• [AIM]: Restate, word for word, every line of the data.

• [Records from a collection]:
%%

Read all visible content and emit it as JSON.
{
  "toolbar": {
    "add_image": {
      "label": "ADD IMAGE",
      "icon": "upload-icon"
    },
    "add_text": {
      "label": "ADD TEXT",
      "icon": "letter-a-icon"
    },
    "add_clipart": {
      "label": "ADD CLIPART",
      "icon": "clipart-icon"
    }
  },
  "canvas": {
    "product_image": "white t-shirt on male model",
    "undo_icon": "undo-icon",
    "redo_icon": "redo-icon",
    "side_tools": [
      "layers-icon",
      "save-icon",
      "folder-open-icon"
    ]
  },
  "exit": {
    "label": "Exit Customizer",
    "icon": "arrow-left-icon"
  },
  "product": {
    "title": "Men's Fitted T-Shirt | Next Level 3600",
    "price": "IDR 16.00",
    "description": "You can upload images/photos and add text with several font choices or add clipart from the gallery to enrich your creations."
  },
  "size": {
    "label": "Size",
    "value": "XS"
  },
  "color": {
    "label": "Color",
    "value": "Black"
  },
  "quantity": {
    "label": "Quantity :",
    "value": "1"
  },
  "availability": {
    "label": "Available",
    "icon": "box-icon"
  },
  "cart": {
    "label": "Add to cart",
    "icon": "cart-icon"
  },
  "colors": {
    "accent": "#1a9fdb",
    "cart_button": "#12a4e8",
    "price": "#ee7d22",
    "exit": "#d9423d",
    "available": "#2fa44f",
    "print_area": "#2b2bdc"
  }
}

%%

• [SOLUTION TO THIS PROBLEM]:
Read all visible content and emit it as JSON.
{
  "toolbar": {
    "add_image": {
      "label": "ADD IMAGE",
      "icon": "upload-icon"
    },
    "add_text": {
      "label": "ADD TEXT",
      "icon": "letter-a-icon"
    },
    "add_clipart": {
      "label": "ADD CLIPART",
      "icon": "clipart-icon"
    }
  },
  "canvas": {
    "product_image": "white t-shirt on male model",
    "undo_icon": "undo-icon",
    "redo_icon": "redo-icon",
    "side_tools": [
      "layers-icon",
      "save-icon",
      "folder-open-icon"
    ]
  },
  "exit": {
    "label": "Exit Customizer",
    "icon": "arrow-left-icon"
  },
  "product": {
    "title": "Men's Fitted T-Shirt | Next Level 3600",
    "price": "IDR 16.00",
    "description": "You can upload images/photos and add text with several font choices or add clipart from the gallery to enrich your creations."
  },
  "size": {
    "label": "Size",
    "value": "XS"
  },
  "color": {
    "label": "Color",
    "value": "Black"
  },
  "quantity": {
    "label": "Quantity :",
    "value": "1"
  },
  "availability": {
    "label": "Available",
    "icon": "box-icon"
  },
  "cart": {
    "label": "Add to cart",
    "icon": "cart-icon"
  },
  "colors": {
    "accent": "#1a9fdb",
    "cart_button": "#12a4e8",
    "price": "#ee7d22",
    "exit": "#d9423d",
    "available": "#2fa44f",
    "print_area": "#2b2bdc"
  }
}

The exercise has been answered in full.